PROBLEM TO SOLVE =>
Please give the stretch of items from the line that contains "atmosphere-bubble: [669, 709, 683, 723]" through the line that contains "atmosphere-bubble: [737, 732, 755, 750]", both included, as a JSON list of strings, one string per line, with blank lines left out.

Rows from a dataset =>
** START **
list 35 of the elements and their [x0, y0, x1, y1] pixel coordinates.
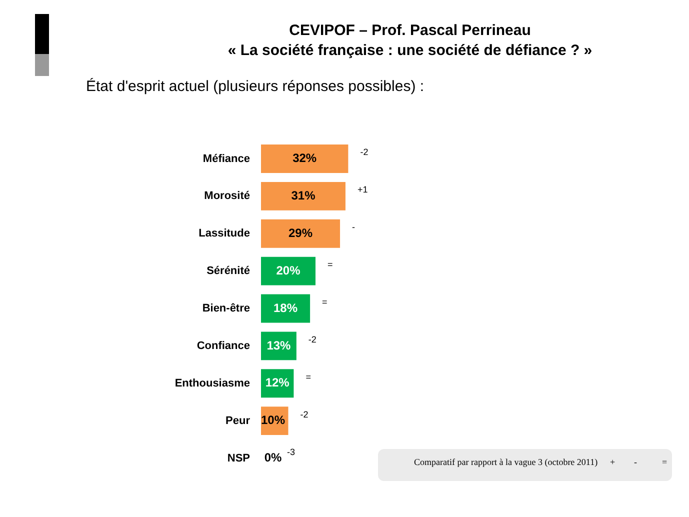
text: « La société française : une société de défiance ? »: [226, 42, 594, 59]
annotation: -2: [308, 334, 316, 344]
annotation: =: [328, 260, 333, 270]
annotation: =: [306, 372, 311, 382]
bar: [261, 144, 348, 173]
y-tick-label: Sérénité: [206, 265, 250, 278]
legend-box: Comparatif par rapport à la vague 3 (octobre 2011) + - =: [378, 449, 672, 481]
data-label: 20%: [276, 263, 301, 278]
annotation: -2: [360, 147, 368, 158]
data-label: 32%: [292, 151, 317, 166]
bar: [261, 219, 340, 248]
y-tick-label: Lassitude: [198, 228, 250, 240]
annotation: +1: [357, 184, 368, 195]
text: État d'esprit actuel (plusieurs réponses possibles) :: [86, 78, 424, 95]
bar: [261, 182, 346, 210]
data-label: 0%: [264, 450, 282, 465]
y-tick-label: Confiance: [196, 340, 250, 352]
y-tick-label: NSP: [227, 452, 250, 464]
data-label: 18%: [274, 300, 298, 315]
bar: [261, 256, 316, 286]
y-tick-label: Enthousiasme: [174, 377, 250, 390]
data-label: 31%: [291, 188, 316, 202]
y-tick-label: Morosité: [204, 190, 250, 202]
data-label: 13%: [266, 338, 292, 352]
text: CEVIPOF – Prof. Pascal Perrineau: [288, 22, 532, 39]
annotation: -: [352, 222, 356, 232]
data-label: 29%: [288, 226, 313, 240]
y-tick-label: Bien-être: [202, 302, 250, 315]
annotation: =: [322, 296, 328, 307]
annotation: -2: [300, 409, 308, 420]
data-label: 12%: [265, 376, 290, 390]
annotation: -3: [287, 446, 296, 457]
y-tick-label: Méfiance: [202, 152, 250, 165]
data-label: 10%: [260, 413, 286, 428]
y-tick-label: Peur: [226, 414, 251, 427]
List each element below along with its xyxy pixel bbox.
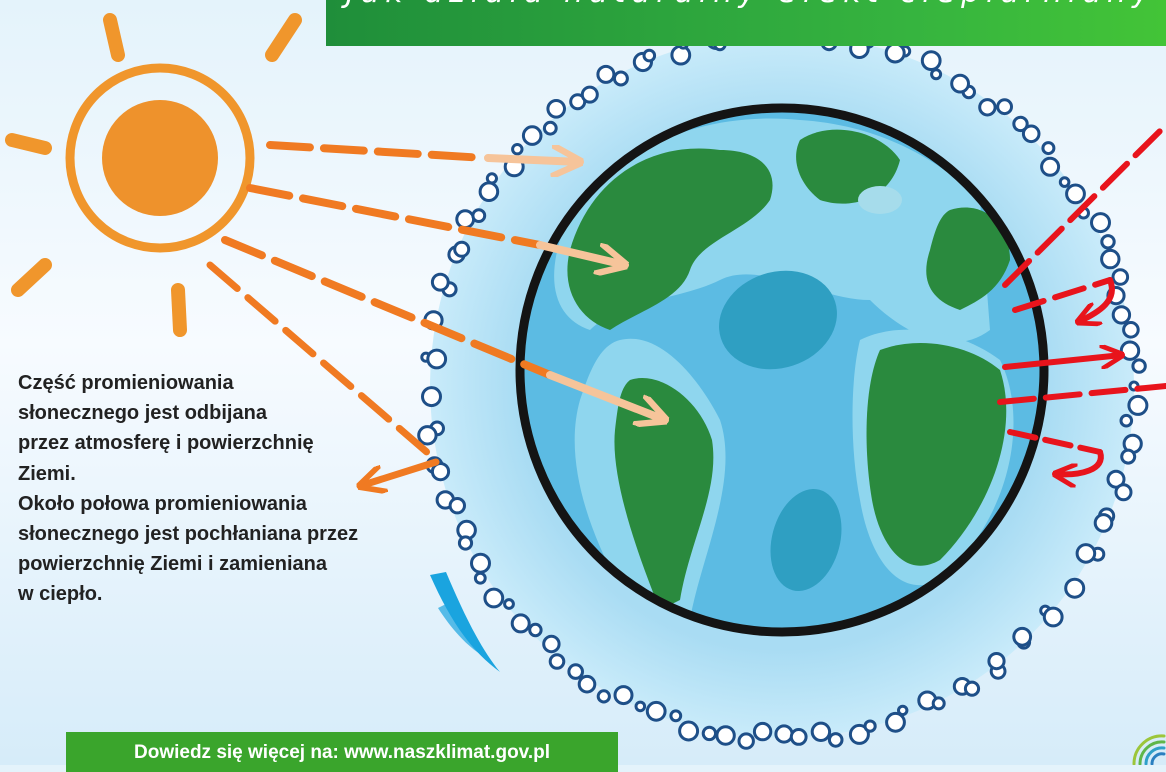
atmosphere-bubble: [669, 709, 683, 723]
atmosphere-bubble: [1131, 358, 1147, 374]
atmosphere-bubble: [1111, 268, 1130, 286]
atmosphere-bubble: [848, 723, 870, 745]
atmosphere-bubble: [1012, 115, 1029, 133]
atmosphere-bubble: [470, 552, 491, 574]
atmosphere-bubble: [737, 732, 755, 750]
atmosphere-bubble: [577, 674, 597, 694]
atmosphere-bubble: [978, 98, 997, 117]
atmosphere-bubble: [1127, 394, 1149, 416]
atmosphere-bubble: [511, 143, 524, 156]
paragraph-2-line: powierzchnię Ziemi i zamieniana: [18, 553, 327, 576]
atmosphere-bubble: [473, 571, 487, 585]
atmosphere-bubble: [483, 587, 505, 609]
atmosphere-bubble: [1111, 305, 1132, 325]
atmosphere-bubble: [510, 613, 531, 634]
atmosphere-bubble: [774, 724, 794, 744]
atmosphere-bubble: [1064, 577, 1086, 599]
atmosphere-bubble: [1042, 606, 1064, 628]
atmosphere-bubble: [542, 634, 561, 654]
atmosphere-bubble: [950, 73, 970, 94]
atmosphere-bubble: [580, 85, 599, 104]
paragraph-1-line: słonecznego jest odbijana: [18, 402, 267, 425]
atmosphere-bubble: [471, 208, 487, 224]
atmosphere-bubble: [546, 99, 567, 119]
atmosphere-bubble: [963, 680, 981, 697]
atmosphere-bubble: [1093, 513, 1114, 533]
atmosphere-bubble: [1100, 248, 1121, 270]
atmosphere-bubble: [863, 719, 877, 733]
wind-swoosh: [430, 572, 500, 672]
atmosphere-bubble: [1090, 212, 1111, 234]
atmosphere-bubble: [884, 42, 906, 64]
atmosphere-bubble: [430, 272, 450, 292]
atmosphere-bubble: [1120, 448, 1137, 465]
atmosphere-bubble: [478, 181, 500, 202]
atmosphere-bubble: [930, 68, 943, 81]
atmosphere-bubble: [1058, 176, 1071, 188]
atmosphere-bubble: [827, 732, 844, 748]
logo-icon: [1132, 734, 1166, 765]
paragraph-2-line: w ciepło.: [18, 583, 103, 606]
atmosphere-bubble: [987, 652, 1006, 671]
paragraph-1-line: Ziemi.: [18, 462, 76, 485]
atmosphere-bubble: [430, 462, 451, 482]
atmosphere-bubble: [642, 48, 657, 63]
explanation-text: Część promieniowania słonecznego jest od…: [18, 368, 398, 610]
atmosphere-bubble: [528, 622, 543, 638]
atmosphere-bubble: [1065, 183, 1086, 205]
atmosphere-bubble: [996, 98, 1013, 116]
paragraph-2-line: słonecznego jest pochłaniana przez: [18, 523, 359, 546]
atmosphere-bubble: [1106, 469, 1126, 489]
atmosphere-bubble: [455, 209, 476, 230]
atmosphere-bubble: [1119, 413, 1134, 428]
atmosphere-bubble: [645, 700, 667, 722]
atmosphere-bubble: [931, 696, 946, 711]
atmosphere-bubble: [426, 348, 448, 370]
atmosphere-bubble: [885, 711, 906, 733]
atmosphere-bubble: [1040, 156, 1061, 177]
atmosphere-bubble: [485, 172, 498, 185]
atmosphere-bubble: [613, 685, 634, 706]
paragraph-1-line: Część promieniowania: [18, 372, 234, 394]
earth-illustration: [515, 103, 1049, 637]
atmosphere-bubble: [1075, 543, 1097, 564]
atmosphere-bubble: [612, 70, 629, 87]
atmosphere-bubble: [1114, 483, 1133, 502]
page-title: Jak działa naturalny efekt cieplarniany: [346, 0, 1156, 16]
atmosphere-bubble: [421, 386, 442, 408]
atmosphere-bubble: [448, 497, 466, 515]
atmosphere-bubble: [567, 663, 585, 680]
atmosphere-bubble: [596, 689, 611, 704]
outgoing-radiation: [997, 122, 1166, 474]
atmosphere-bubble: [596, 64, 616, 84]
atmosphere-bubble: [920, 50, 942, 71]
atmosphere-bubble: [897, 704, 909, 717]
atmosphere-bubble: [542, 120, 558, 136]
atmosphere-bubble: [1021, 124, 1041, 144]
incoming-radiation: [206, 141, 665, 486]
atmosphere-bubble: [789, 728, 808, 746]
footer-link[interactable]: Dowiedz się więcej na: www.naszklimat.go…: [66, 732, 618, 772]
atmosphere-bubble: [1100, 234, 1116, 250]
atmosphere-bubble: [1012, 626, 1033, 647]
atmosphere-bubble: [503, 598, 515, 610]
footer-label: Dowiedz się więcej na: www.naszklimat.go…: [134, 742, 550, 763]
atmosphere-bubble: [453, 240, 471, 258]
atmosphere-bubble: [548, 653, 566, 670]
paragraph-1-line: przez atmosferę i powierzchnię: [18, 432, 314, 455]
atmosphere-bubble: [457, 535, 474, 551]
paragraph-2-line: Około połowa promieniowania: [18, 492, 307, 515]
atmosphere-bubble: [417, 425, 438, 446]
title-banner: Jak działa naturalny efekt cieplarniany: [326, 0, 1166, 46]
atmosphere-bubble: [810, 721, 832, 742]
atmosphere-bubble: [715, 725, 736, 746]
atmosphere-bubble: [752, 721, 773, 742]
atmosphere-bubble: [1122, 321, 1140, 339]
atmosphere-bubble: [701, 725, 718, 742]
atmosphere-bubble: [521, 125, 543, 146]
atmosphere-bubble: [634, 700, 647, 713]
atmosphere-bubble: [678, 720, 700, 742]
sun-icon: [5, 13, 302, 337]
atmosphere-bubble: [1041, 141, 1056, 156]
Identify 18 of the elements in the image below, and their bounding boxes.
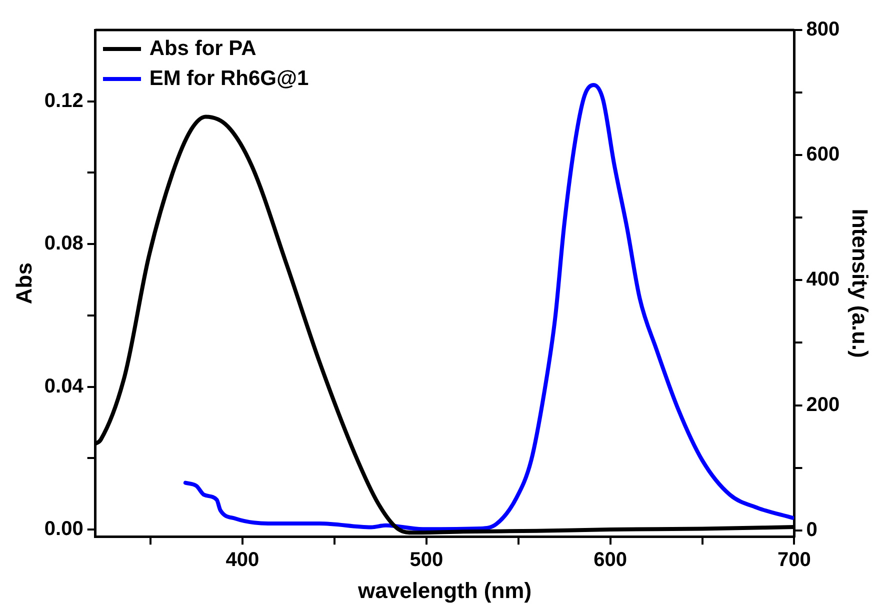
y2-axis-title: Intensity (a.u.) xyxy=(848,208,873,358)
y2-tick-label: 0 xyxy=(806,518,818,541)
y-tick-label: 0.12 xyxy=(44,90,84,112)
y2-tick-label: 600 xyxy=(806,144,840,166)
x-tick-label: 600 xyxy=(594,549,627,572)
legend-label: EM for Rh6G@1 xyxy=(149,66,309,92)
x-axis-title: wavelength (nm) xyxy=(356,578,532,603)
x-tick-label: 500 xyxy=(410,549,444,572)
x-tick-label: 400 xyxy=(226,549,260,572)
y2-tick-label: 400 xyxy=(806,268,840,291)
y-tick-label: 0.00 xyxy=(44,518,84,540)
y-tick-label: 0.04 xyxy=(44,375,84,398)
y-tick-label: 0.08 xyxy=(44,232,84,255)
legend-label: Abs for PA xyxy=(149,36,256,62)
y-axis-title: Abs xyxy=(11,262,36,304)
x-tick-label: 700 xyxy=(778,549,811,572)
y2-tick-label: 200 xyxy=(806,394,840,416)
y2-tick-label: 800 xyxy=(806,18,840,41)
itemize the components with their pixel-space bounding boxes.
** END **
FINISHED EXERCISE =>
[
  "atmosphere-bubble: [669, 709, 683, 723]",
  "atmosphere-bubble: [1131, 358, 1147, 374]",
  "atmosphere-bubble: [1111, 268, 1130, 286]",
  "atmosphere-bubble: [848, 723, 870, 745]",
  "atmosphere-bubble: [1012, 115, 1029, 133]",
  "atmosphere-bubble: [470, 552, 491, 574]",
  "atmosphere-bubble: [737, 732, 755, 750]"
]